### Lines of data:
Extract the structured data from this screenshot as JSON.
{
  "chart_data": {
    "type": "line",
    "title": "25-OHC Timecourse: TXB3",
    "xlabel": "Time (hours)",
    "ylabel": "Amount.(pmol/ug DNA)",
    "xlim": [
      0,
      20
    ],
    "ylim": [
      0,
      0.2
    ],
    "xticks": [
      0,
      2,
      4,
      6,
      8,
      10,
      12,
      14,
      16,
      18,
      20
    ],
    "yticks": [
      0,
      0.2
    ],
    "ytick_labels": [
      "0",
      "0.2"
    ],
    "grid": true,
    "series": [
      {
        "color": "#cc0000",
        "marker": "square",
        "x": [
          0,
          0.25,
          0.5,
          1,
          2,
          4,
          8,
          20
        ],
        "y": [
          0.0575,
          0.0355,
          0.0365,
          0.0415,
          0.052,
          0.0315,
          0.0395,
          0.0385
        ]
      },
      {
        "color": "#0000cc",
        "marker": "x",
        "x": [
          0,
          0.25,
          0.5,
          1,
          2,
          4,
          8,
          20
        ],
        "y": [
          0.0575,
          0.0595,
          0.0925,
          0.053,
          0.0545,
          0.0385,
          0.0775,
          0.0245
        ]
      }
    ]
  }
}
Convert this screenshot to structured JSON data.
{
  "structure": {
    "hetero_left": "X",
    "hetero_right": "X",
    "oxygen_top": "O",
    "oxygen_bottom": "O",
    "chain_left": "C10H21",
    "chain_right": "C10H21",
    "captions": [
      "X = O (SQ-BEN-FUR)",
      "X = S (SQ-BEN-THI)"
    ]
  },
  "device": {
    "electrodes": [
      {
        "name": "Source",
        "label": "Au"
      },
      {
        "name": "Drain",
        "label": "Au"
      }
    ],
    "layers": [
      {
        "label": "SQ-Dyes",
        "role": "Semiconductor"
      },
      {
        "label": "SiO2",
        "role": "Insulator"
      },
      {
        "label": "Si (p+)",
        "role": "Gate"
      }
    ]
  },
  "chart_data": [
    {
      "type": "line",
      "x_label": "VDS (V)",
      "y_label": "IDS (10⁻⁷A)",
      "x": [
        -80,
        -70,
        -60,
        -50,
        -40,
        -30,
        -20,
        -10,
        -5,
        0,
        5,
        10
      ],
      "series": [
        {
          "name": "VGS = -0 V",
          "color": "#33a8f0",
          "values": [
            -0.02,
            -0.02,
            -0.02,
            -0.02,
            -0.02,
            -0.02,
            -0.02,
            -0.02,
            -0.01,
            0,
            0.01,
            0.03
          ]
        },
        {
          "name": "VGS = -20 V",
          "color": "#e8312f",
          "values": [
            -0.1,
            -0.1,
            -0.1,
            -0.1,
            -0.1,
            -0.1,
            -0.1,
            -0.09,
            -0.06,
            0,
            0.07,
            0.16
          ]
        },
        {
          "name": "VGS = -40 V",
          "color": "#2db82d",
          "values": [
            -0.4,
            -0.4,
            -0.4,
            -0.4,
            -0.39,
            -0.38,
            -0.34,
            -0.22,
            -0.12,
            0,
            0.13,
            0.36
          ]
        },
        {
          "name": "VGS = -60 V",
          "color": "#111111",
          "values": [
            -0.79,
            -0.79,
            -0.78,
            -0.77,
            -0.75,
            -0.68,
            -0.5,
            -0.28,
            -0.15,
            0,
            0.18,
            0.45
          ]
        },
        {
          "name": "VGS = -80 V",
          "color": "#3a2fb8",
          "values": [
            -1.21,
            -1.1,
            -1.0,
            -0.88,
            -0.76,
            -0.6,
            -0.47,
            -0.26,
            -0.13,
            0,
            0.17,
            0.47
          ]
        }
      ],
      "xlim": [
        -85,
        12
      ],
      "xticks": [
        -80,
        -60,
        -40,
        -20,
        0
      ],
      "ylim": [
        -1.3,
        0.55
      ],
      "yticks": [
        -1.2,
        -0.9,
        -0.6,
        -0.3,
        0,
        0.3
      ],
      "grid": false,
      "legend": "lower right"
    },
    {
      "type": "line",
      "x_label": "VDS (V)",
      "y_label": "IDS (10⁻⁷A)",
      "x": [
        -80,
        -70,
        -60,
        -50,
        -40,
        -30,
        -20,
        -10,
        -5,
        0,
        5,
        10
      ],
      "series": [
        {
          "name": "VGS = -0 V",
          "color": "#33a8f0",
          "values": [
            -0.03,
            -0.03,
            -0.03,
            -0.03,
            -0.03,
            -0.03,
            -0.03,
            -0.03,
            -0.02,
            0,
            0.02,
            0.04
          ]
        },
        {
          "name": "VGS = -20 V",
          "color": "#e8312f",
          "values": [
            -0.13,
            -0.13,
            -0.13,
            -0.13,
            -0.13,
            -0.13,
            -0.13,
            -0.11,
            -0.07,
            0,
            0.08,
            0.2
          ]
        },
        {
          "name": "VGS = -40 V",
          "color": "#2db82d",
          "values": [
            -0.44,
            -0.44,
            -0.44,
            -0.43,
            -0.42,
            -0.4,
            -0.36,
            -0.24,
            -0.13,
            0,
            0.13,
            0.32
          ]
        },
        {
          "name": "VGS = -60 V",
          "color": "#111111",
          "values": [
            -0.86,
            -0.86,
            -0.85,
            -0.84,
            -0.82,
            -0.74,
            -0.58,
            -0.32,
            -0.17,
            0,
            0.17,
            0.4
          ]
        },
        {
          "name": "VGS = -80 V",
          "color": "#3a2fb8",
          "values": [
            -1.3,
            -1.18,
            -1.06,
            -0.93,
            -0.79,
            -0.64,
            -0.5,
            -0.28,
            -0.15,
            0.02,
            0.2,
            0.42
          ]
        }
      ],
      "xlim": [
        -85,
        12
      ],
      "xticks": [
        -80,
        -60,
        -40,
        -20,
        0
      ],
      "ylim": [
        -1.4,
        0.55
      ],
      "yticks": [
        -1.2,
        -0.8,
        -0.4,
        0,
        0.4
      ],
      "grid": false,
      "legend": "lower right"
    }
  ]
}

### Task goal:
Copy out the whole listing exactly.

### Complete output:
Extract the structured data from this screenshot as JSON.
{
  "chart_data": {
    "type": "line",
    "title": "25-OHC Timecourse: TXB3",
    "xlabel": "Time (hours)",
    "ylabel": "Amount.(pmol/ug DNA)",
    "xlim": [
      0,
      20
    ],
    "ylim": [
      0,
      0.2
    ],
    "xticks": [
      0,
      2,
      4,
      6,
      8,
      10,
      12,
      14,
      16,
      18,
      20
    ],
    "yticks": [
      0,
      0.2
    ],
    "ytick_labels": [
      "0",
      "0.2"
    ],
    "grid": true,
    "series": [
      {
        "color": "#cc0000",
        "marker": "square",
        "x": [
          0,
          0.25,
          0.5,
          1,
          2,
          4,
          8,
          20
        ],
        "y": [
          0.0575,
          0.0355,
          0.0365,
          0.0415,
          0.052,
          0.0315,
          0.0395,
          0.0385
        ]
      },
      {
        "color": "#0000cc",
        "marker": "x",
        "x": [
          0,
          0.25,
          0.5,
          1,
          2,
          4,
          8,
          20
        ],
        "y": [
          0.0575,
          0.0595,
          0.0925,
          0.053,
          0.0545,
          0.0385,
          0.0775,
          0.0245
        ]
      }
    ]
  }
}
Convert this screenshot to structured JSON data.
{
  "structure": {
    "hetero_left": "X",
    "hetero_right": "X",
    "oxygen_top": "O",
    "oxygen_bottom": "O",
    "chain_left": "C10H21",
    "chain_right": "C10H21",
    "captions": [
      "X = O (SQ-BEN-FUR)",
      "X = S (SQ-BEN-THI)"
    ]
  },
  "device": {
    "electrodes": [
      {
        "name": "Source",
        "label": "Au"
      },
      {
        "name": "Drain",
        "label": "Au"
      }
    ],
    "layers": [
      {
        "label": "SQ-Dyes",
        "role": "Semiconductor"
      },
      {
        "label": "SiO2",
        "role": "Insulator"
      },
      {
        "label": "Si (p+)",
        "role": "Gate"
      }
    ]
  },
  "chart_data": [
    {
      "type": "line",
      "x_label": "VDS (V)",
      "y_label": "IDS (10⁻⁷A)",
      "x": [
        -80,
        -70,
        -60,
        -50,
        -40,
        -30,
        -20,
        -10,
        -5,
        0,
        5,
        10
      ],
      "series": [
        {
          "name": "VGS = -0 V",
          "color": "#33a8f0",
          "values": [
            -0.02,
            -0.02,
            -0.02,
            -0.02,
            -0.02,
            -0.02,
            -0.02,
            -0.02,
            -0.01,
            0,
            0.01,
            0.03
          ]
        },
        {
          "name": "VGS = -20 V",
          "color": "#e8312f",
          "values": [
            -0.1,
            -0.1,
            -0.1,
            -0.1,
            -0.1,
            -0.1,
            -0.1,
            -0.09,
            -0.06,
            0,
            0.07,
            0.16
          ]
        },
        {
          "name": "VGS = -40 V",
          "color": "#2db82d",
          "values": [
            -0.4,
            -0.4,
            -0.4,
            -0.4,
            -0.39,
            -0.38,
            -0.34,
            -0.22,
            -0.12,
            0,
            0.13,
            0.36
          ]
        },
        {
          "name": "VGS = -60 V",
          "color": "#111111",
          "values": [
            -0.79,
            -0.79,
            -0.78,
            -0.77,
            -0.75,
            -0.68,
            -0.5,
            -0.28,
            -0.15,
            0,
            0.18,
            0.45
          ]
        },
        {
          "name": "VGS = -80 V",
          "color": "#3a2fb8",
          "values": [
            -1.21,
            -1.1,
            -1.0,
            -0.88,
            -0.76,
            -0.6,
            -0.47,
            -0.26,
            -0.13,
            0,
            0.17,
            0.47
          ]
        }
      ],
      "xlim": [
        -85,
        12
      ],
      "xticks": [
        -80,
        -60,
        -40,
        -20,
        0
      ],
      "ylim": [
        -1.3,
        0.55
      ],
      "yticks": [
        -1.2,
        -0.9,
        -0.6,
        -0.3,
        0,
        0.3
      ],
      "grid": false,
      "legend": "lower right"
    },
    {
      "type": "line",
      "x_label": "VDS (V)",
      "y_label": "IDS (10⁻⁷A)",
      "x": [
        -80,
        -70,
        -60,
        -50,
        -40,
        -30,
        -20,
        -10,
        -5,
        0,
        5,
        10
      ],
      "series": [
        {
          "name": "VGS = -0 V",
          "color": "#33a8f0",
          "values": [
            -0.03,
            -0.03,
            -0.03,
            -0.03,
            -0.03,
            -0.03,
            -0.03,
            -0.03,
            -0.02,
            0,
            0.02,
            0.04
          ]
        },
        {
          "name": "VGS = -20 V",
          "color": "#e8312f",
          "values": [
            -0.13,
            -0.13,
            -0.13,
            -0.13,
            -0.13,
            -0.13,
            -0.13,
            -0.11,
            -0.07,
            0,
            0.08,
            0.2
          ]
        },
        {
          "name": "VGS = -40 V",
          "color": "#2db82d",
          "values": [
            -0.44,
            -0.44,
            -0.44,
            -0.43,
            -0.42,
            -0.4,
            -0.36,
            -0.24,
            -0.13,
            0,
            0.13,
            0.32
          ]
        },
        {
          "name": "VGS = -60 V",
          "color": "#111111",
          "values": [
            -0.86,
            -0.86,
            -0.85,
            -0.84,
            -0.82,
            -0.74,
            -0.58,
            -0.32,
            -0.17,
            0,
            0.17,
            0.4
          ]
        },
        {
          "name": "VGS = -80 V",
          "color": "#3a2fb8",
          "values": [
            -1.3,
            -1.18,
            -1.06,
            -0.93,
            -0.79,
            -0.64,
            -0.5,
            -0.28,
            -0.15,
            0.02,
            0.2,
            0.42
          ]
        }
      ],
      "xlim": [
        -85,
        12
      ],
      "xticks": [
        -80,
        -60,
        -40,
        -20,
        0
      ],
      "ylim": [
        -1.4,
        0.55
      ],
      "yticks": [
        -1.2,
        -0.8,
        -0.4,
        0,
        0.4
      ],
      "grid": false,
      "legend": "lower right"
    }
  ]
}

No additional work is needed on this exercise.